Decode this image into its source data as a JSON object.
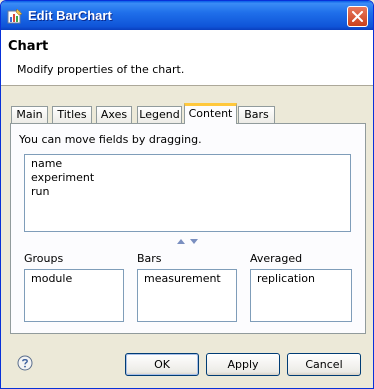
{
  "window": {
    "title": "Edit BarChart"
  },
  "header": {
    "title": "Chart",
    "description": "Modify properties of the chart."
  },
  "tabs": [
    {
      "label": "Main",
      "active": false
    },
    {
      "label": "Titles",
      "active": false
    },
    {
      "label": "Axes",
      "active": false
    },
    {
      "label": "Legend",
      "active": false
    },
    {
      "label": "Content",
      "active": true
    },
    {
      "label": "Bars",
      "active": false
    }
  ],
  "content": {
    "hint": "You can move fields by dragging.",
    "fields": [
      "name",
      "experiment",
      "run"
    ],
    "groups": {
      "label": "Groups",
      "items": [
        "module"
      ]
    },
    "bars": {
      "label": "Bars",
      "items": [
        "measurement"
      ]
    },
    "averaged": {
      "label": "Averaged",
      "items": [
        "replication"
      ]
    }
  },
  "buttons": {
    "ok": "OK",
    "apply": "Apply",
    "cancel": "Cancel"
  },
  "colors": {
    "titlebar": "#0A5FE8",
    "active_tab_accent": "#FFC83C",
    "dialog_bg": "#ECE9D8"
  },
  "icons": {
    "app": "barchart-edit-icon",
    "close": "close-icon",
    "help": "help-icon",
    "move": "move-up-down-arrows-icon"
  }
}
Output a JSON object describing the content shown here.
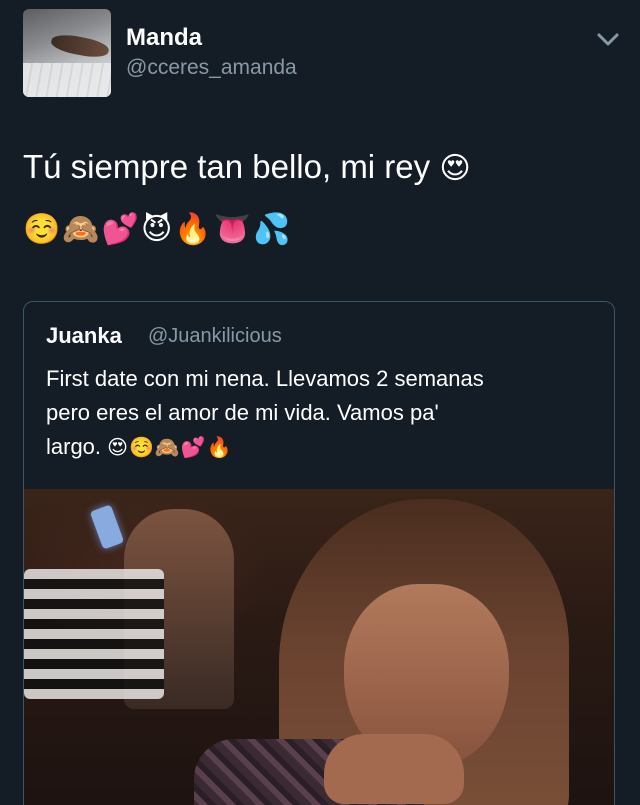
{
  "author": {
    "display_name": "Manda",
    "handle": "@cceres_amanda"
  },
  "header": {
    "menu_icon": "chevron-down-icon"
  },
  "tweet": {
    "text": "Tú siempre tan bello, mi rey",
    "text_emoji": "😍",
    "emoji_line": "☺️🙈💕😈🔥👅💦"
  },
  "quoted_tweet": {
    "display_name": "Juanka",
    "handle": "@Juankilicious",
    "line1": "First date con mi nena. Llevamos 2 semanas",
    "line2": "pero eres el amor de mi vida. Vamos pa'",
    "line3": "largo.",
    "emojis": "😍☺️🙈💕🔥",
    "media": "photo"
  },
  "colors": {
    "background": "#141d26",
    "secondary_text": "#8899a6",
    "card_border": "#3d5466"
  }
}
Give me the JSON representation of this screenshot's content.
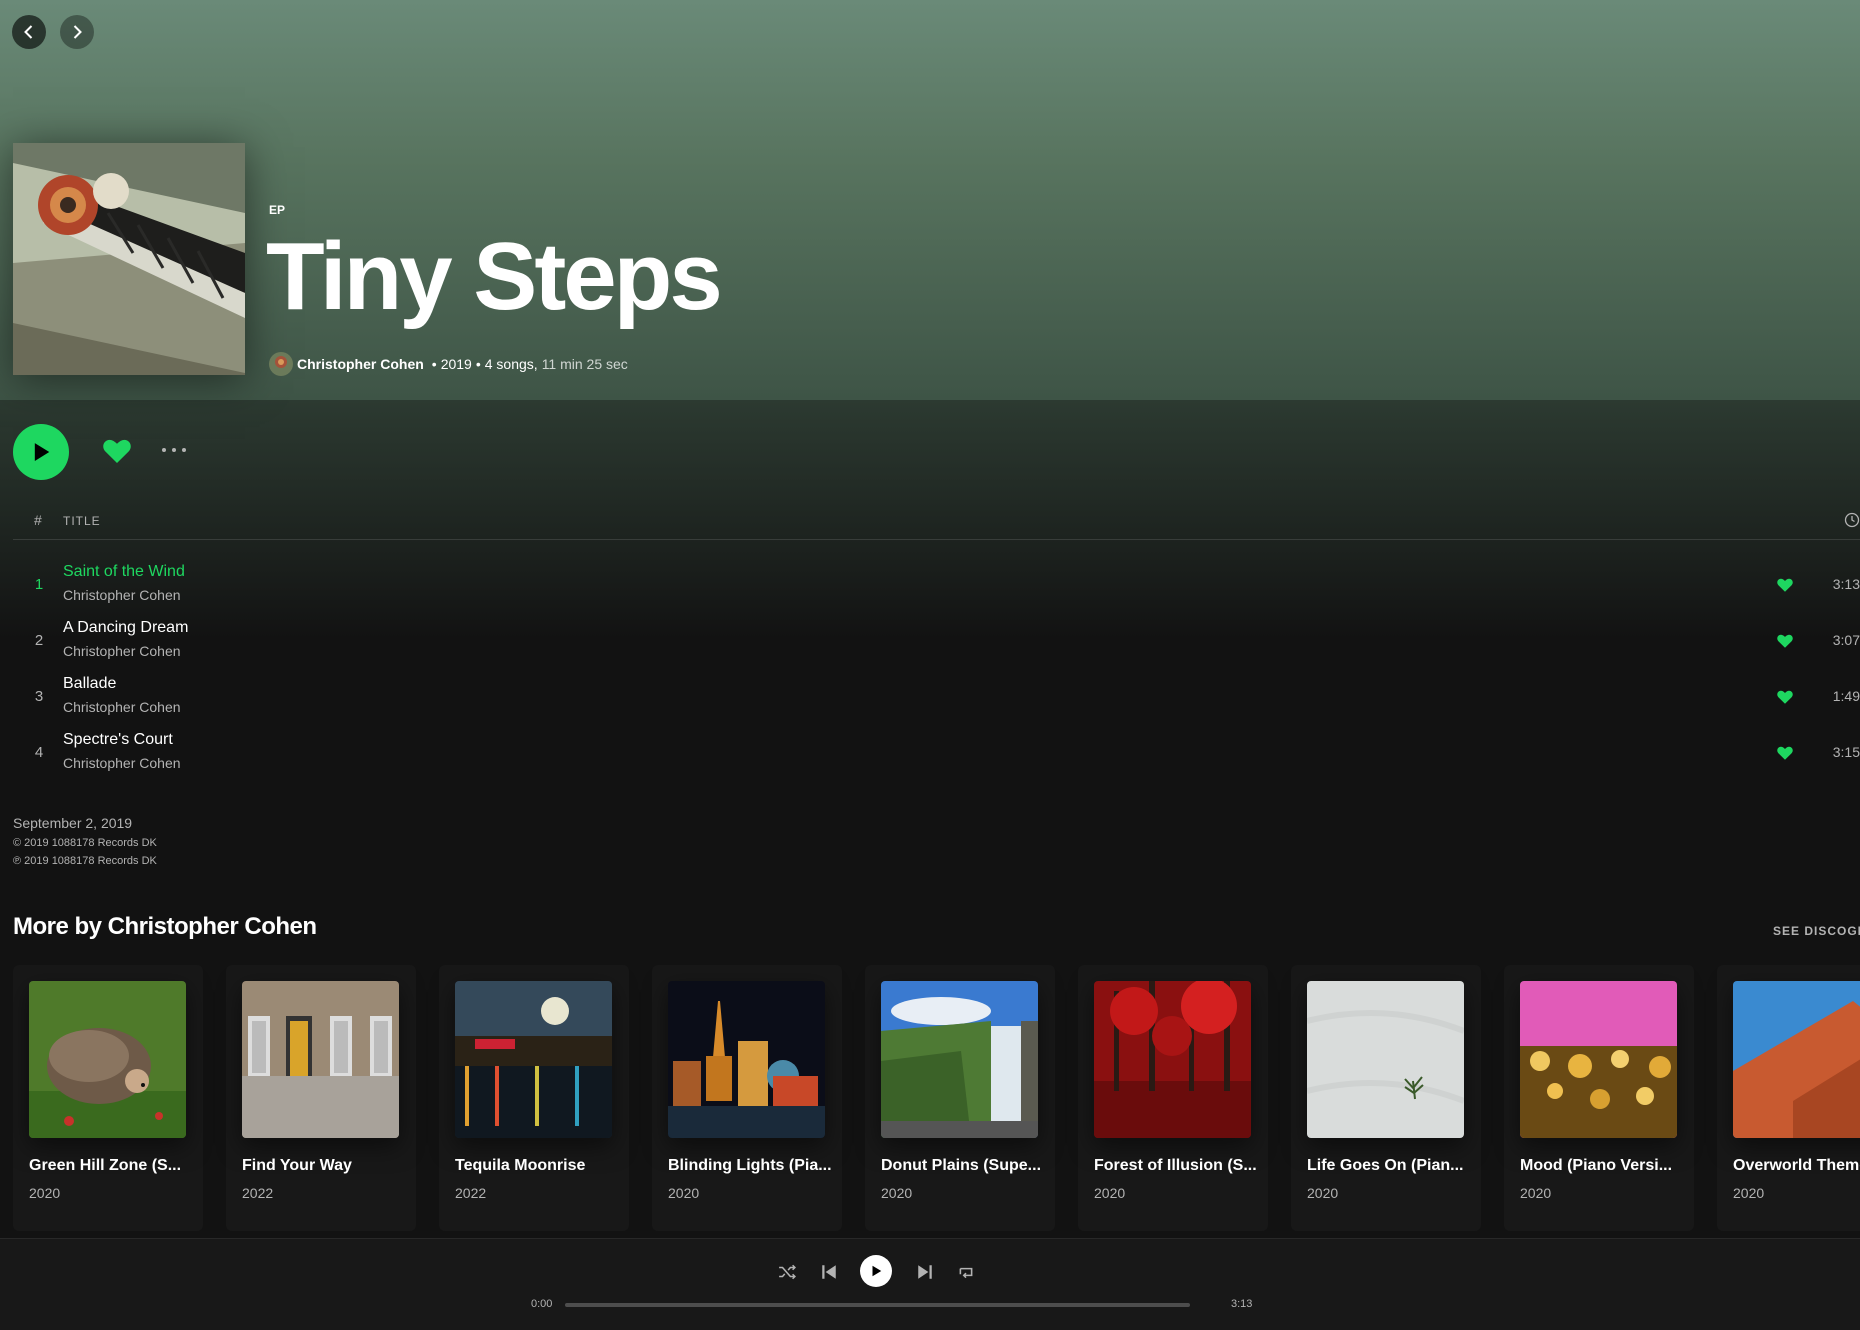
{
  "album": {
    "type": "EP",
    "title": "Tiny Steps",
    "artist": "Christopher Cohen",
    "year": "2019",
    "song_count": "4 songs,",
    "duration": "11 min 25 sec",
    "separator": "•"
  },
  "table": {
    "num_header": "#",
    "title_header": "TITLE"
  },
  "tracks": [
    {
      "num": "1",
      "name": "Saint of the Wind",
      "artist": "Christopher Cohen",
      "duration": "3:13"
    },
    {
      "num": "2",
      "name": "A Dancing Dream",
      "artist": "Christopher Cohen",
      "duration": "3:07"
    },
    {
      "num": "3",
      "name": "Ballade",
      "artist": "Christopher Cohen",
      "duration": "1:49"
    },
    {
      "num": "4",
      "name": "Spectre's Court",
      "artist": "Christopher Cohen",
      "duration": "3:15"
    }
  ],
  "release": {
    "date": "September 2, 2019",
    "copyright": "© 2019 1088178 Records DK",
    "phonogram": "℗ 2019 1088178 Records DK"
  },
  "more_by": {
    "title": "More by Christopher Cohen",
    "see_all": "SEE DISCOGRAPHY",
    "albums": [
      {
        "name": "Green Hill Zone (S...",
        "year": "2020"
      },
      {
        "name": "Find Your Way",
        "year": "2022"
      },
      {
        "name": "Tequila Moonrise",
        "year": "2022"
      },
      {
        "name": "Blinding Lights (Pia...",
        "year": "2020"
      },
      {
        "name": "Donut Plains (Supe...",
        "year": "2020"
      },
      {
        "name": "Forest of Illusion (S...",
        "year": "2020"
      },
      {
        "name": "Life Goes On (Pian...",
        "year": "2020"
      },
      {
        "name": "Mood (Piano Versi...",
        "year": "2020"
      },
      {
        "name": "Overworld Theme",
        "year": "2020"
      }
    ]
  },
  "player": {
    "current_time": "0:00",
    "total_time": "3:13",
    "progress": 0
  },
  "colors": {
    "accent": "#1ed760",
    "background": "#121212",
    "hero": "#6a8a78"
  }
}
────────────────
> **Challenge**
Give every line back word for word and leave the pictures out.

> **Exercise output**
Decode this image into its source data as a JSON object.
{
  "window": {
    "title": "Edit BarChart"
  },
  "header": {
    "title": "Chart",
    "description": "Modify properties of the chart."
  },
  "tabs": [
    {
      "label": "Main",
      "active": false
    },
    {
      "label": "Titles",
      "active": false
    },
    {
      "label": "Axes",
      "active": false
    },
    {
      "label": "Legend",
      "active": false
    },
    {
      "label": "Content",
      "active": true
    },
    {
      "label": "Bars",
      "active": false
    }
  ],
  "content": {
    "hint": "You can move fields by dragging.",
    "fields": [
      "name",
      "experiment",
      "run"
    ],
    "groups": {
      "label": "Groups",
      "items": [
        "module"
      ]
    },
    "bars": {
      "label": "Bars",
      "items": [
        "measurement"
      ]
    },
    "averaged": {
      "label": "Averaged",
      "items": [
        "replication"
      ]
    }
  },
  "buttons": {
    "ok": "OK",
    "apply": "Apply",
    "cancel": "Cancel"
  },
  "colors": {
    "titlebar": "#0A5FE8",
    "active_tab_accent": "#FFC83C",
    "dialog_bg": "#ECE9D8"
  },
  "icons": {
    "app": "barchart-edit-icon",
    "close": "close-icon",
    "help": "help-icon",
    "move": "move-up-down-arrows-icon"
  }
}
Output a JSON object describing the content shown here.
{
  "author": {
    "display_name": "Manda",
    "handle": "@cceres_amanda"
  },
  "header": {
    "menu_icon": "chevron-down-icon"
  },
  "tweet": {
    "text": "Tú siempre tan bello, mi rey",
    "text_emoji": "😍",
    "emoji_line": "☺️🙈💕😈🔥👅💦"
  },
  "quoted_tweet": {
    "display_name": "Juanka",
    "handle": "@Juankilicious",
    "line1": "First date con mi nena. Llevamos 2 semanas",
    "line2": "pero eres el amor de mi vida. Vamos pa'",
    "line3": "largo.",
    "emojis": "😍☺️🙈💕🔥",
    "media": "photo"
  },
  "colors": {
    "background": "#141d26",
    "secondary_text": "#8899a6",
    "card_border": "#3d5466"
  }
}
Give me the JSON representation of this screenshot's content.
{
  "album": {
    "type": "EP",
    "title": "Tiny Steps",
    "artist": "Christopher Cohen",
    "year": "2019",
    "song_count": "4 songs,",
    "duration": "11 min 25 sec",
    "separator": "•"
  },
  "table": {
    "num_header": "#",
    "title_header": "TITLE"
  },
  "tracks": [
    {
      "num": "1",
      "name": "Saint of the Wind",
      "artist": "Christopher Cohen",
      "duration": "3:13"
    },
    {
      "num": "2",
      "name": "A Dancing Dream",
      "artist": "Christopher Cohen",
      "duration": "3:07"
    },
    {
      "num": "3",
      "name": "Ballade",
      "artist": "Christopher Cohen",
      "duration": "1:49"
    },
    {
      "num": "4",
      "name": "Spectre's Court",
      "artist": "Christopher Cohen",
      "duration": "3:15"
    }
  ],
  "release": {
    "date": "September 2, 2019",
    "copyright": "© 2019 1088178 Records DK",
    "phonogram": "℗ 2019 1088178 Records DK"
  },
  "more_by": {
    "title": "More by Christopher Cohen",
    "see_all": "SEE DISCOGRAPHY",
    "albums": [
      {
        "name": "Green Hill Zone (S...",
        "year": "2020"
      },
      {
        "name": "Find Your Way",
        "year": "2022"
      },
      {
        "name": "Tequila Moonrise",
        "year": "2022"
      },
      {
        "name": "Blinding Lights (Pia...",
        "year": "2020"
      },
      {
        "name": "Donut Plains (Supe...",
        "year": "2020"
      },
      {
        "name": "Forest of Illusion (S...",
        "year": "2020"
      },
      {
        "name": "Life Goes On (Pian...",
        "year": "2020"
      },
      {
        "name": "Mood (Piano Versi...",
        "year": "2020"
      },
      {
        "name": "Overworld Theme",
        "year": "2020"
      }
    ]
  },
  "player": {
    "current_time": "0:00",
    "total_time": "3:13",
    "progress": 0
  },
  "colors": {
    "accent": "#1ed760",
    "background": "#121212",
    "hero": "#6a8a78"
  }
}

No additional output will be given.